**EXERCISE**
Pull out every line of the listing below where "unoperated" appears.

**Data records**
>> start

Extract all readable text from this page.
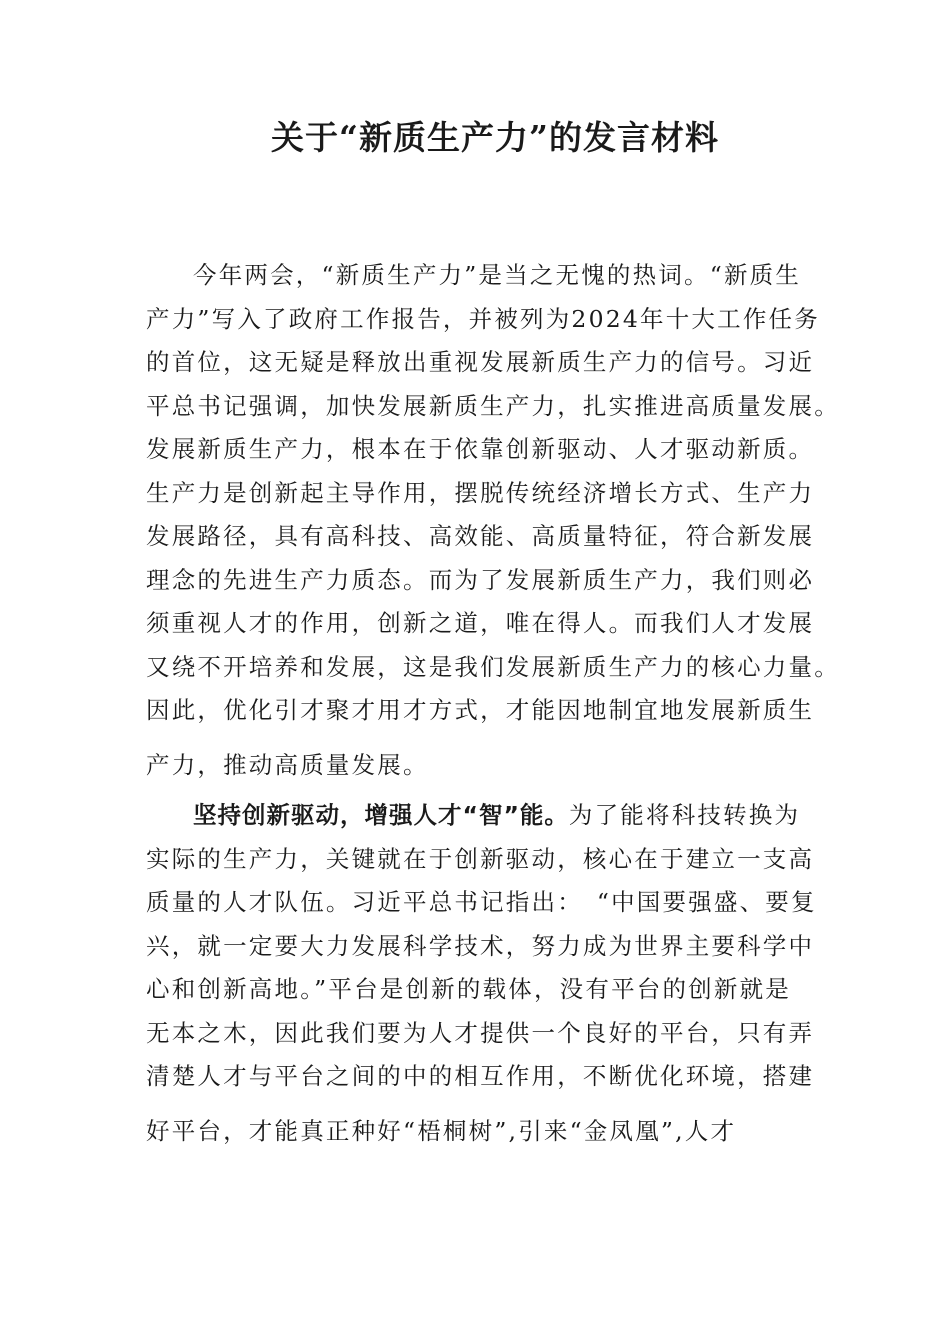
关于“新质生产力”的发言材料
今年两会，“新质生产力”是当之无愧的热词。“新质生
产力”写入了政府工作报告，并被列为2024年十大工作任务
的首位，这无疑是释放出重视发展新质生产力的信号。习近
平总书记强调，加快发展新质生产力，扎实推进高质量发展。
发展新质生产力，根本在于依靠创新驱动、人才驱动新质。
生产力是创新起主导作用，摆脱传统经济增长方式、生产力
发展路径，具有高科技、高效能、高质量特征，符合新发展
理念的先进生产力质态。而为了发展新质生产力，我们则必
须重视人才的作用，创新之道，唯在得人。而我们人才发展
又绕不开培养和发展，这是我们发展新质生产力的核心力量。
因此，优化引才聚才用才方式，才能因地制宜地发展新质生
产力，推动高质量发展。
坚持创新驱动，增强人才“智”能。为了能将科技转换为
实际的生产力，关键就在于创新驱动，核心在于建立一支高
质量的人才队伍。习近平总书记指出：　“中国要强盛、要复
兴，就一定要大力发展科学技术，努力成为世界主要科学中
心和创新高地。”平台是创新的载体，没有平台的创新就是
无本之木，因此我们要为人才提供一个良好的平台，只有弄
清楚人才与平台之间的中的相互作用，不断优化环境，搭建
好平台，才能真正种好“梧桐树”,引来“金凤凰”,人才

>> end
>> start

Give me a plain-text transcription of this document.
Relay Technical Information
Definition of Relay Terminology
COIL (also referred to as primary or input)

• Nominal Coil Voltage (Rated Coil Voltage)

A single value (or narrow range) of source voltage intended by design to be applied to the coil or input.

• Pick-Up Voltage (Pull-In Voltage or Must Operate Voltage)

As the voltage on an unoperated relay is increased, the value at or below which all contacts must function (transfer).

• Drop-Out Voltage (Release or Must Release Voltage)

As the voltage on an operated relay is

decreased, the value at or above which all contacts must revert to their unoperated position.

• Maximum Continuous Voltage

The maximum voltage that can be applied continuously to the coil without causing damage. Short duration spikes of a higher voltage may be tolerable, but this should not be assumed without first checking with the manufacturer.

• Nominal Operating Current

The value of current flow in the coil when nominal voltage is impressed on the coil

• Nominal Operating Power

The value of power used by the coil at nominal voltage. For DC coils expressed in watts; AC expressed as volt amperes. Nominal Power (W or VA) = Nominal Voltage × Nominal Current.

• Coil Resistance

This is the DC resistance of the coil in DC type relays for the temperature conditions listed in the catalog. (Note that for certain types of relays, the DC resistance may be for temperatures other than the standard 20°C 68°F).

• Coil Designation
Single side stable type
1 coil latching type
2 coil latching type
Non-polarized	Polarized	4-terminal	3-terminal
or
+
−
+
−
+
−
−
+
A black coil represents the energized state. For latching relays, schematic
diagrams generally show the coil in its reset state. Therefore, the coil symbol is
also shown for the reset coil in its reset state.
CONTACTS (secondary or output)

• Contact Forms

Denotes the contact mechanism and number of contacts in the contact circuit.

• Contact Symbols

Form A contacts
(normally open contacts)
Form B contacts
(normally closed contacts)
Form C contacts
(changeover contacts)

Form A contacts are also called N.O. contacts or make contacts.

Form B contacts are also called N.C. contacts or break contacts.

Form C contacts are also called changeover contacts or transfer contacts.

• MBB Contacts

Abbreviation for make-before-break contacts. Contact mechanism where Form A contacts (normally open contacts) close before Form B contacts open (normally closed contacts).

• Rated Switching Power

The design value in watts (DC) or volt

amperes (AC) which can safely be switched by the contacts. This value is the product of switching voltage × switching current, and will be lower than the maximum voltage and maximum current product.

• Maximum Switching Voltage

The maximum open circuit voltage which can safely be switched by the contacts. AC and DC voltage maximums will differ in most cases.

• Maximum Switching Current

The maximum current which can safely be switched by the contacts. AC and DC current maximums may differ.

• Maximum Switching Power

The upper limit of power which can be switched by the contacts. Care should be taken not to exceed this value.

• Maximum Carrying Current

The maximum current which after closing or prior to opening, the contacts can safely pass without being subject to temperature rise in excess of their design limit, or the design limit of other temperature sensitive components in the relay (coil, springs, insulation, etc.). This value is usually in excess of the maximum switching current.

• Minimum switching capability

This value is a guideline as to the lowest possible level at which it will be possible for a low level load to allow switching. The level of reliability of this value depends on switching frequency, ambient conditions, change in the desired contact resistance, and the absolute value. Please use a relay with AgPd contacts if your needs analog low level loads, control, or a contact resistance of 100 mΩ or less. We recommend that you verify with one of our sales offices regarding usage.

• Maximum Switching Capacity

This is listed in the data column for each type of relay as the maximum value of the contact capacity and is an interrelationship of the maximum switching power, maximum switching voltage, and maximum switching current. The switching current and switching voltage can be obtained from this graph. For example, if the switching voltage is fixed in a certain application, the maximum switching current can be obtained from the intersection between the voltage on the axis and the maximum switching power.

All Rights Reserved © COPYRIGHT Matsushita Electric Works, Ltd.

>> end

**FINAL RESULT**
As the voltage on an unoperated relay is increased, the value at or below which all contacts must function (transfer).
decreased, the value at or above which all contacts must revert to their unoperated position.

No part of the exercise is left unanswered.